Provided passage:
July 13th: We got up early and got camp packed and moved out. Everyone left by noon, except for me. I stayed behind in my trailer to work on the payroll for an extra day, where it was peaceful and quiet. In theory, that is.
At 8pm, another thunderstorm came through. I watched it for a while, since it was so strong, then noticed that there were clouds around the entire clearing that I was parked on, and the wind was blowing them all in a completely perfect circle around the clearing. Lighting was hitting a few hundred meters away, so I started to worry about getting electrocuted or hit by a tornado. I unplugged the computers from the generator, just to be safe, so they wouldn't get fried so easily if the trailer got hit by lightning. I filmed the clouds for several minutes, in case I did get hit by a tornado, so I could show the clip on one of those home movie television shows and make some money. In the end, however, there was no tornado, but I got some beautiful video footage of about thirty separate close lightning strikes before the camera started got too wet to keep filming.
Click HERE to see pictures from the summer portion of our Weldwood contract.
July 16th: We made it to our next contract in Fort St. James. We'll be finishing out the season here again this summer, the same place as last year, although this time I have my whole camp instead of just two crews, and this year we have 900,000 trees to plant instead of 330,000. The ground doesn't look as green as last summer, although the planting is still slow. The planters are so used to easier and faster ground at Weldwood that they were very depressed after fighting through some real BC ground today. Ironically, after having such a successful season in Alberta of minimizing the number of times that we got trucks stuck in the mud, two of the foremen got their trucks stuck on gravel roads this morning.
July 17th: Production is going very slow. We're only putting in about 45,000 trees a day right now. We aren't allowed to plant seedlings under the driplines of tall trees or even chest-high bushes on the block, but since the blocks are so green and there are bushes everywhere, that rule wipes out a lot of ground.
Brent Stewart emailed today. He only planted in the spring season, and then got an engineering job in Iraq. He reports, "Planting is still harder than military life, but it is pretty hot here at 45oC out. We are on an air force base in north-eastern Iraq, surrounded by desert. This is my second day in Iraq, and only one bomb has hit the base so far."
July 18th: Production actually dropped today, to about 40,000 trees. Everyone is frustrated with the tough quality standards. Personally, I don't think the rules are that tough considering how strict BC planting usually is, but the style is so different from what we have been doing for the past eight weeks that the planters have a legitimate problem in adjusting to different rules. We had a lot of people going back into their pieces to fix quality problems today. For the rookies, this is their first experience with untreated ground, believe it or not. There are some people that haven't planted raw ground all season up until this contract!
July 19th: We got a real wrench thrown into the works today. The forester, Anthony, is so concerned that we meet target densities that he is calling missed spots in plots that are under the target spacing, regardless of whether or not a true "hole" for a missing seedling exists, so long as the missed spot would not conflict with the minimum spacing rules. He relayed this news to our checkers this afternoon, and they are pretty worried, because there are a lot of places where the planters are only getting five to seven trees in a plot (the target density is eight trees per plot).

Data listing

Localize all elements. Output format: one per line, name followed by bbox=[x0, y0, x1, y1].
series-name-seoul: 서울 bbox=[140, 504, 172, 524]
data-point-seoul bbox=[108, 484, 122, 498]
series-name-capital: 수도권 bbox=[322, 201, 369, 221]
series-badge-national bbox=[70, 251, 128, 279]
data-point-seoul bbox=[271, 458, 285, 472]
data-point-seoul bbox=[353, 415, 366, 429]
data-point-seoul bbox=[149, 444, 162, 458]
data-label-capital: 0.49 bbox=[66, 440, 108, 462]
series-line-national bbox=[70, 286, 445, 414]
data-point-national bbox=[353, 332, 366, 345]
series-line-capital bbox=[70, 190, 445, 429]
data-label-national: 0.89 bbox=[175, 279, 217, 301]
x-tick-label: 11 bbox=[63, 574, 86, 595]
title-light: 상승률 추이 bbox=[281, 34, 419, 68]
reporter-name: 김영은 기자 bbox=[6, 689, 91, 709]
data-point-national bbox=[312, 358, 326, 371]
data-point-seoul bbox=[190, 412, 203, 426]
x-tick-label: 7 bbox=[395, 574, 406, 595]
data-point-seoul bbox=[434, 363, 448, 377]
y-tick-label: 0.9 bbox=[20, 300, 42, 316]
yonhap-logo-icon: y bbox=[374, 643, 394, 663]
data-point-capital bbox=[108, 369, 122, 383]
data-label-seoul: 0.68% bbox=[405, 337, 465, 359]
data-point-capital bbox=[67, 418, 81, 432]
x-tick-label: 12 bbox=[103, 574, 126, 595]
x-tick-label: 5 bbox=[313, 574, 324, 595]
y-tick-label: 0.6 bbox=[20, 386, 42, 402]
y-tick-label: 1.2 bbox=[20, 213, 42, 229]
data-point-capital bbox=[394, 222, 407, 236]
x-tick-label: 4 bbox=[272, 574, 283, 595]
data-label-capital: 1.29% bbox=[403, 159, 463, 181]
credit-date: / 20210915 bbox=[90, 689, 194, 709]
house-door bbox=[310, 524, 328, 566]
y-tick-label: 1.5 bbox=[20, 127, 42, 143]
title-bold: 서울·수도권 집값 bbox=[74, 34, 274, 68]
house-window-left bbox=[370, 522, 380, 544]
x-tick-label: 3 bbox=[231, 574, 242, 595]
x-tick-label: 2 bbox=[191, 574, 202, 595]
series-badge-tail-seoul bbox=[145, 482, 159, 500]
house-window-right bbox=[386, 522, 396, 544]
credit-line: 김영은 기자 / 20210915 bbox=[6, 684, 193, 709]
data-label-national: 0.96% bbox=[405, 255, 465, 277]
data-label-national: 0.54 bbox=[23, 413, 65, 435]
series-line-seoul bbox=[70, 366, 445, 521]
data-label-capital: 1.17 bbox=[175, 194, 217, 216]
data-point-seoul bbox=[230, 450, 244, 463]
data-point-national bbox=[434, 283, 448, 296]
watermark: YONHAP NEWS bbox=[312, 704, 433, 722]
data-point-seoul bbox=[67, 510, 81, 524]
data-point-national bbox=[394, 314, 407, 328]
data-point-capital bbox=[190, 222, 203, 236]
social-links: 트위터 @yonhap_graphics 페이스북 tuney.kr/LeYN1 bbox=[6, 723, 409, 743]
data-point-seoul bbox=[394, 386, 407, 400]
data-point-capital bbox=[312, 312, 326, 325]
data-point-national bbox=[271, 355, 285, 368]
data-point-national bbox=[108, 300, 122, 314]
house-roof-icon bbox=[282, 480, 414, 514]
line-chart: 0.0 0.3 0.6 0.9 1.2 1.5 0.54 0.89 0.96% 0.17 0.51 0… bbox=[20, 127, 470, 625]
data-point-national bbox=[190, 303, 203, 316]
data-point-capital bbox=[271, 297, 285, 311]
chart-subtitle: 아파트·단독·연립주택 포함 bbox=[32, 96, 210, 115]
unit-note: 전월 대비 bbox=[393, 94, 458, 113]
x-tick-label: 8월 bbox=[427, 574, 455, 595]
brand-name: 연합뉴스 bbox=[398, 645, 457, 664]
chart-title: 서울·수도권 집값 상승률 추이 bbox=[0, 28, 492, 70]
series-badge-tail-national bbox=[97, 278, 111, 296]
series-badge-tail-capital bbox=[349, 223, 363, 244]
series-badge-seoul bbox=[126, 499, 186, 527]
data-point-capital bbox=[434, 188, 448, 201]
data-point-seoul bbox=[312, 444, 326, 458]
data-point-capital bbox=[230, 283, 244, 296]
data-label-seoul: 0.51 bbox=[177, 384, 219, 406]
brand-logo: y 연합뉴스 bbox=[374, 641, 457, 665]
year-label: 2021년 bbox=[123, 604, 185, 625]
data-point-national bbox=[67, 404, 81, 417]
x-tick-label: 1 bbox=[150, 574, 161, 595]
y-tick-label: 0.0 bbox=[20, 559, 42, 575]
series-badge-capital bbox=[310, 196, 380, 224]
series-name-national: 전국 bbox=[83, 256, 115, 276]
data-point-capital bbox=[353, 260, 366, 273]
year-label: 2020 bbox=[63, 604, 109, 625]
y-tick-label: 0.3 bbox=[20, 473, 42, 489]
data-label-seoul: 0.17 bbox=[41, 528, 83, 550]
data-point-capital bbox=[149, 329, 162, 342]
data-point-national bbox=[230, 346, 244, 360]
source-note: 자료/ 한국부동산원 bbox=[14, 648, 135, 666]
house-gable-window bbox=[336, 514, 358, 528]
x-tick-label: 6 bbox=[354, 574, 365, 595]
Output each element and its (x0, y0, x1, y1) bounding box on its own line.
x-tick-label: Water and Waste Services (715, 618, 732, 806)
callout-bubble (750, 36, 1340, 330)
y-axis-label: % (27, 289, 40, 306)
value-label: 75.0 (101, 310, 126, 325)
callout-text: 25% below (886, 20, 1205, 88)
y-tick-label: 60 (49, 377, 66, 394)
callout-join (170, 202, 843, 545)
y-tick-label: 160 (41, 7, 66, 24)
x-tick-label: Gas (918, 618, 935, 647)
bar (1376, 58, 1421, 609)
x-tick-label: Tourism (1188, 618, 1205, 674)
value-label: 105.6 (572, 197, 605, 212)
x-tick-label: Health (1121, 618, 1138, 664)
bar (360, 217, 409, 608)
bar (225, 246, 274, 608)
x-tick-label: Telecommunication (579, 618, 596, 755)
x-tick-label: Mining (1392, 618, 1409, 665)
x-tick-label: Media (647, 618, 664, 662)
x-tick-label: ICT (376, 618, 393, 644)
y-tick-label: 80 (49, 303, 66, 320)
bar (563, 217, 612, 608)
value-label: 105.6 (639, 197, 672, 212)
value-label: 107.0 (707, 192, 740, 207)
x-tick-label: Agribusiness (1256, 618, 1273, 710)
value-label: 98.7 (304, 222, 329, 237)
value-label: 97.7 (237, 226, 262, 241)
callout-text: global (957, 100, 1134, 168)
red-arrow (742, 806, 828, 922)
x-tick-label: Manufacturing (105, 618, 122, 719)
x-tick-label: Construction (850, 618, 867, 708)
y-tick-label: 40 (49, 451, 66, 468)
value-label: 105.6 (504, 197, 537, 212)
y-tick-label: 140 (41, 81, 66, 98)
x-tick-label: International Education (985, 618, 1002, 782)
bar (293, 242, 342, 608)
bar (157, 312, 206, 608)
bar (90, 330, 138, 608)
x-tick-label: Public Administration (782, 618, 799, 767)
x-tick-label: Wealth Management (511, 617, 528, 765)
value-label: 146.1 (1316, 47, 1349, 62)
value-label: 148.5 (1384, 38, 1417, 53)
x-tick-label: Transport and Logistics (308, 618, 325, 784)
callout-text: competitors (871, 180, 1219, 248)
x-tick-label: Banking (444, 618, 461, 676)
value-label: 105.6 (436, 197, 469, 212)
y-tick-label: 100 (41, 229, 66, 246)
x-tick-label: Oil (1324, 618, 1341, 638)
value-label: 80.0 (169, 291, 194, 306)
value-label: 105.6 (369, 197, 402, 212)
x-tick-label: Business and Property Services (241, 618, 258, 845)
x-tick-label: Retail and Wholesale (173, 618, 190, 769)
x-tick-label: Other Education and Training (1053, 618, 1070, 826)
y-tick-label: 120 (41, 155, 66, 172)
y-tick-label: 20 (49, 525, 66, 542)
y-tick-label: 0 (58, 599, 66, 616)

Work to complete:
a) Answer these questions using the tree-planting journal:
(i) How many trees does the camp have to plant at Fort St. James this year?
(ii) What is the target density for a plot?
(iii) In what country did Brent Stewart take an engineering job?
b) Extract the passage of the tree-planting journal starting at "July 19th: We" and ending at "trees per plot).".

Expected responses:
a)
(i) 900,000 trees
(ii) Eight trees per plot
(iii) Iraq

b)
July 19th: We got a real wrench thrown into the works today. The forester, Anthony, is so concerned that we meet target densities that he is calling missed spots in plots that are under the target spacing, regardless of whether or not a true "hole" for a missing seedling exists, so long as the missed spot would not conflict with the minimum spacing rules. He relayed this news to our checkers this afternoon, and they are pretty worried, because there are a lot of places where the planters are only getting five to seven trees in a plot (the target density is eight trees per plot).